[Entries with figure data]
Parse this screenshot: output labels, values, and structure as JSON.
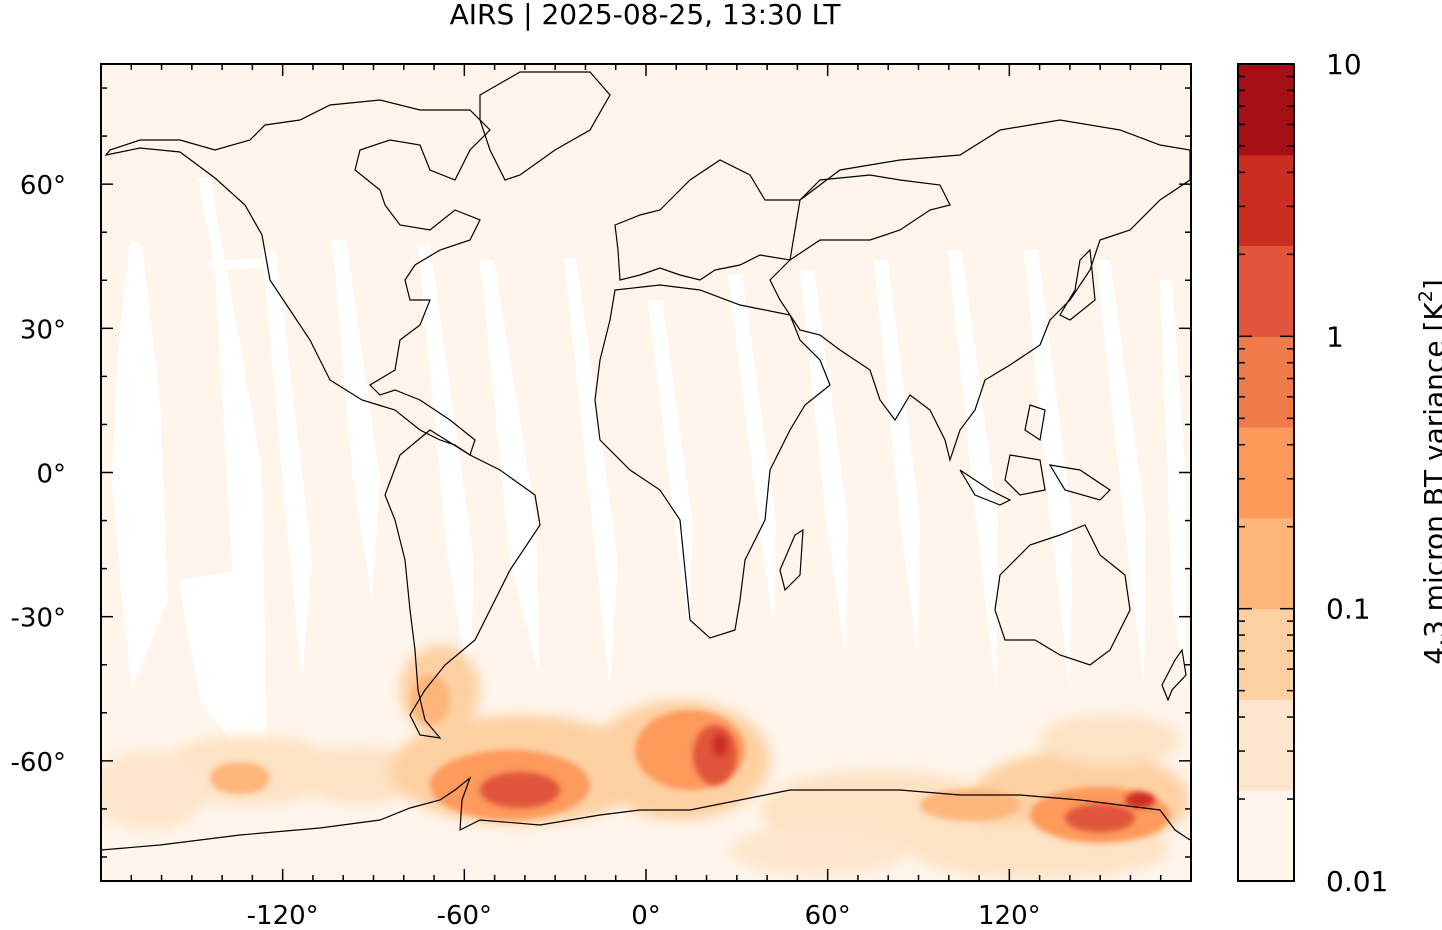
{
  "title": "AIRS | 2025-08-25, 13:30 LT",
  "colorbar": {
    "label": "4.3 micron BT variance [K",
    "label_sup": "2",
    "label_end": "]",
    "tick_labels": [
      "10",
      "1",
      "0.1",
      "0.01"
    ],
    "levels": [
      0.01,
      0.02,
      0.05,
      0.1,
      0.2,
      0.5,
      1,
      2,
      5,
      10
    ],
    "colors": [
      "#fff5eb",
      "#fee6ce",
      "#fdd0a2",
      "#fdb57a",
      "#fd9a5b",
      "#f17a4b",
      "#e0553b",
      "#cb2d20",
      "#a50f15"
    ]
  },
  "map": {
    "projection": "equirectangular",
    "lon_range": [
      -180,
      180
    ],
    "lat_range": [
      -85,
      85
    ],
    "background_color": "#fff5eb",
    "xtick_labels": [
      "-120°",
      "-60°",
      "0°",
      "60°",
      "120°"
    ],
    "ytick_labels": [
      "60°",
      "30°",
      "0°",
      "-30°",
      "-60°"
    ]
  }
}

▶ **Work to do**:
Transcribe the full listing character for character. Pictures are excluded.

▶ **Worked answer**:
Parse this screenshot: output labels, values, and structure as JSON.
{
  "title": "AIRS | 2025-08-25, 13:30 LT",
  "colorbar": {
    "label": "4.3 micron BT variance [K",
    "label_sup": "2",
    "label_end": "]",
    "tick_labels": [
      "10",
      "1",
      "0.1",
      "0.01"
    ],
    "levels": [
      0.01,
      0.02,
      0.05,
      0.1,
      0.2,
      0.5,
      1,
      2,
      5,
      10
    ],
    "colors": [
      "#fff5eb",
      "#fee6ce",
      "#fdd0a2",
      "#fdb57a",
      "#fd9a5b",
      "#f17a4b",
      "#e0553b",
      "#cb2d20",
      "#a50f15"
    ]
  },
  "map": {
    "projection": "equirectangular",
    "lon_range": [
      -180,
      180
    ],
    "lat_range": [
      -85,
      85
    ],
    "background_color": "#fff5eb",
    "xtick_labels": [
      "-120°",
      "-60°",
      "0°",
      "60°",
      "120°"
    ],
    "ytick_labels": [
      "60°",
      "30°",
      "0°",
      "-30°",
      "-60°"
    ]
  }
}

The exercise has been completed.